SHORT EXERCISE >>
List every line in this data where the string "mood" occurs.

DATA RECORDS >>
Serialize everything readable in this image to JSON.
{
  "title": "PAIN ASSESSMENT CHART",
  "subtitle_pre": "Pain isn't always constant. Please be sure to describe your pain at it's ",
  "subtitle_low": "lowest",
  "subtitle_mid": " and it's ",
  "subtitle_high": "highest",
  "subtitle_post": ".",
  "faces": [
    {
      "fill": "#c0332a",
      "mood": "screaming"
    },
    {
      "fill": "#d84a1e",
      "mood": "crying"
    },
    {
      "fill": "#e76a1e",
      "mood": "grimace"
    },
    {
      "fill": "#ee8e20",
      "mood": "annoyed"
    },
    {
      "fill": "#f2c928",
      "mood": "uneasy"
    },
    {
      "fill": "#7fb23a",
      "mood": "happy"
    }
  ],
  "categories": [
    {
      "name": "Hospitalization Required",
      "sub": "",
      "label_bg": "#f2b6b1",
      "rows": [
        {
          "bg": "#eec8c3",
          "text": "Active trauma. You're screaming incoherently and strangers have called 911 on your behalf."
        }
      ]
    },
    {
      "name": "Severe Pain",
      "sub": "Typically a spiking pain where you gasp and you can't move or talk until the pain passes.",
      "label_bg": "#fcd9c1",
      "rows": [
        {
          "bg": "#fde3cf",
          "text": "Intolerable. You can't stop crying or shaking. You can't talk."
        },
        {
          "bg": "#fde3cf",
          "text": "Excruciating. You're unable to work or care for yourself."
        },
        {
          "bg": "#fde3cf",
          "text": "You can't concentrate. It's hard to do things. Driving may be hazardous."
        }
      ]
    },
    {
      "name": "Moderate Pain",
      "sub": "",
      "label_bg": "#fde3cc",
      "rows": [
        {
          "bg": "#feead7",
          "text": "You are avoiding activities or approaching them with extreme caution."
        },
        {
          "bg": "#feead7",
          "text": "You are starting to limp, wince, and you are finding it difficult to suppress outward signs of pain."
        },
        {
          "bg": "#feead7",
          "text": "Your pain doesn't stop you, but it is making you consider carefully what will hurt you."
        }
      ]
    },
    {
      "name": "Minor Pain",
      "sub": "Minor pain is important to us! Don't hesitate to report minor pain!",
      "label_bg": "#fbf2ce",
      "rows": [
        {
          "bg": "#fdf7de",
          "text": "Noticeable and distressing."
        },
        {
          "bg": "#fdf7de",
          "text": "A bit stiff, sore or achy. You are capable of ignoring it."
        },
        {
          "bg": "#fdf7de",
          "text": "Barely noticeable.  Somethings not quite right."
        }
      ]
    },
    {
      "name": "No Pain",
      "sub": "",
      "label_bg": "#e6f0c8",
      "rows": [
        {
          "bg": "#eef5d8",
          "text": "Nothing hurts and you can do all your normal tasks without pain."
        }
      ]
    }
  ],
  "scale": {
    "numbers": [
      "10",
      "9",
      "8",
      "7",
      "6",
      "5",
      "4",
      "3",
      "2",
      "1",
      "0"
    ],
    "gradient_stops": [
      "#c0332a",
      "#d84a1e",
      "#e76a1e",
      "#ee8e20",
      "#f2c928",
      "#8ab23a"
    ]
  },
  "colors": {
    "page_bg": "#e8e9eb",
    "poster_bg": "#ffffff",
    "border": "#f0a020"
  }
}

WORKED ANSWER >>
      "mood": "screaming"
      "mood": "crying"
      "mood": "grimace"
      "mood": "annoyed"
      "mood": "uneasy"
      "mood": "happy"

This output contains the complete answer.